▶ [Given exercise]: In the material below, find all lines with the string "JSON" and copy them.

Stored entries
┏━━
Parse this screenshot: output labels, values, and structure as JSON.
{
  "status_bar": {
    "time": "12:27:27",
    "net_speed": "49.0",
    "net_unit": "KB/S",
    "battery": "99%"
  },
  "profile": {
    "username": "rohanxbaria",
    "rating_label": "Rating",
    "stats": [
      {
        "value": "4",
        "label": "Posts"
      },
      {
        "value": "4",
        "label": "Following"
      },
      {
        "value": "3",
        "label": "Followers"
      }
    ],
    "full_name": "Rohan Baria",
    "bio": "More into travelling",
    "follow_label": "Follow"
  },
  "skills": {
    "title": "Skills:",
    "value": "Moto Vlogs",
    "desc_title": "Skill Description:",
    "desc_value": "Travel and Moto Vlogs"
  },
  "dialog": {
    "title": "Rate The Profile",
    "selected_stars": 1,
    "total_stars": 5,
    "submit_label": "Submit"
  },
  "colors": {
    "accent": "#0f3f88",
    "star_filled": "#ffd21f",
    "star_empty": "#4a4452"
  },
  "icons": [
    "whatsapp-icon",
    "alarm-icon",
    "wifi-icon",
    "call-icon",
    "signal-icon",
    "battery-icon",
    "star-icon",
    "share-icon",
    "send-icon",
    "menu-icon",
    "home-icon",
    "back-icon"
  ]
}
┗━━
┏━━
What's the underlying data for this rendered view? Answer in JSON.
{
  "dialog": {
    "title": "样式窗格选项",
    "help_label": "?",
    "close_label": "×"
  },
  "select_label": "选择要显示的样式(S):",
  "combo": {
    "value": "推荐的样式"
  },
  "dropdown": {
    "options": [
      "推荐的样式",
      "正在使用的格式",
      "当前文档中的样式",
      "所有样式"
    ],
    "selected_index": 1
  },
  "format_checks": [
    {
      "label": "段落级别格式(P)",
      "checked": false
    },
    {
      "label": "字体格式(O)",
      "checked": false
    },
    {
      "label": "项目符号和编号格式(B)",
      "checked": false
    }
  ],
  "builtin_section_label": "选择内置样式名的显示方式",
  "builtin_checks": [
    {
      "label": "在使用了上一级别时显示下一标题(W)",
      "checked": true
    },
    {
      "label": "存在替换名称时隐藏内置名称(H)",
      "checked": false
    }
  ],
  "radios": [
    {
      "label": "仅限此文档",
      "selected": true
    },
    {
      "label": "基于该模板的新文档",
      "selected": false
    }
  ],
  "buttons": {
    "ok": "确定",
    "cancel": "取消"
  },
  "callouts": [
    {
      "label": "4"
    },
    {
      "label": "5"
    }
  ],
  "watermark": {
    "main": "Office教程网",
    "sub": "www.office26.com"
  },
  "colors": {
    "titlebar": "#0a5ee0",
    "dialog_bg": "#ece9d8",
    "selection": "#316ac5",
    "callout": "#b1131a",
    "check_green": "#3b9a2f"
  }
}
┗━━
▶ [Response to the task]:
Parse this screenshot: output labels, values, and structure as JSON.
What's the underlying data for this rendered view? Answer in JSON.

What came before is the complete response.